Problem description: Note each line that includes the word "ylabel". Copy those lines.

Material shown:
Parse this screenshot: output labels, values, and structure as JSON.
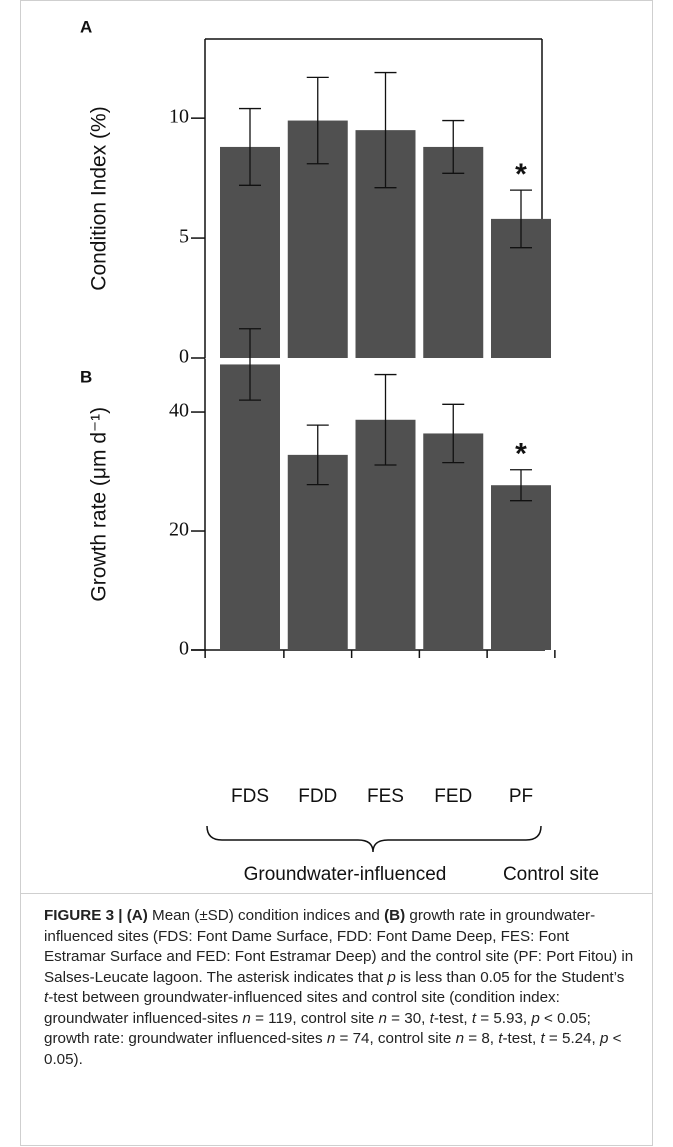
{
  "chart_data": [
    {
      "type": "bar",
      "panel": "A",
      "ylabel": "Condition Index (%)",
      "categories": [
        "FDS",
        "FDD",
        "FES",
        "FED",
        "PF"
      ],
      "values": [
        8.8,
        9.9,
        9.5,
        8.8,
        5.8
      ],
      "errors": [
        1.6,
        1.8,
        2.4,
        1.1,
        1.2
      ],
      "color": "#505050",
      "ylim": [
        0,
        13.3
      ],
      "yticks": [
        0,
        5,
        10
      ],
      "annotations": [
        {
          "category": "PF",
          "text": "*"
        }
      ]
    },
    {
      "type": "bar",
      "panel": "B",
      "ylabel": "Growth rate (μm d⁻¹)",
      "categories": [
        "FDS",
        "FDD",
        "FES",
        "FED",
        "PF"
      ],
      "values": [
        48,
        32.8,
        38.7,
        36.4,
        27.7
      ],
      "errors": [
        6,
        5,
        7.6,
        4.9,
        2.6
      ],
      "color": "#505050",
      "ylim": [
        0,
        49
      ],
      "yticks": [
        0,
        20,
        40
      ],
      "annotations": [
        {
          "category": "PF",
          "text": "*"
        }
      ],
      "groups": [
        "Groundwater-influenced",
        "Control site"
      ]
    }
  ],
  "caption": {
    "parts": [
      {
        "text": "FIGURE 3 | (A)",
        "style": "bold"
      },
      {
        "text": " Mean (±SD) condition indices and ",
        "style": "normal"
      },
      {
        "text": "(B)",
        "style": "bold"
      },
      {
        "text": " growth rate in groundwater-influenced sites (FDS: Font Dame Surface, FDD: Font Dame Deep, FES: Font Estramar Surface and FED: Font Estramar Deep) and the control site (PF: Port Fitou) in Salses-Leucate lagoon. The asterisk indicates that ",
        "style": "normal"
      },
      {
        "text": "p",
        "style": "italic"
      },
      {
        "text": " is less than 0.05 for the Student’s ",
        "style": "normal"
      },
      {
        "text": "t",
        "style": "italic"
      },
      {
        "text": "-test between groundwater-influenced sites and control site (condition index: groundwater influenced-sites ",
        "style": "normal"
      },
      {
        "text": "n",
        "style": "italic"
      },
      {
        "text": " = 119, control site ",
        "style": "normal"
      },
      {
        "text": "n",
        "style": "italic"
      },
      {
        "text": " = 30, ",
        "style": "normal"
      },
      {
        "text": "t",
        "style": "italic"
      },
      {
        "text": "-test, ",
        "style": "normal"
      },
      {
        "text": "t",
        "style": "italic"
      },
      {
        "text": " = 5.93, ",
        "style": "normal"
      },
      {
        "text": "p",
        "style": "italic"
      },
      {
        "text": " < 0.05; growth rate: groundwater influenced-sites ",
        "style": "normal"
      },
      {
        "text": "n",
        "style": "italic"
      },
      {
        "text": " = 74, control site ",
        "style": "normal"
      },
      {
        "text": "n",
        "style": "italic"
      },
      {
        "text": " = 8, ",
        "style": "normal"
      },
      {
        "text": "t",
        "style": "italic"
      },
      {
        "text": "-test, ",
        "style": "normal"
      },
      {
        "text": "t",
        "style": "italic"
      },
      {
        "text": " = 5.24, ",
        "style": "normal"
      },
      {
        "text": "p",
        "style": "italic"
      },
      {
        "text": " < 0.05).",
        "style": "normal"
      }
    ]
  }
}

Task solution:
      "ylabel": "Condition Index (%)",
      "ylabel": "Growth rate (μm d⁻¹)",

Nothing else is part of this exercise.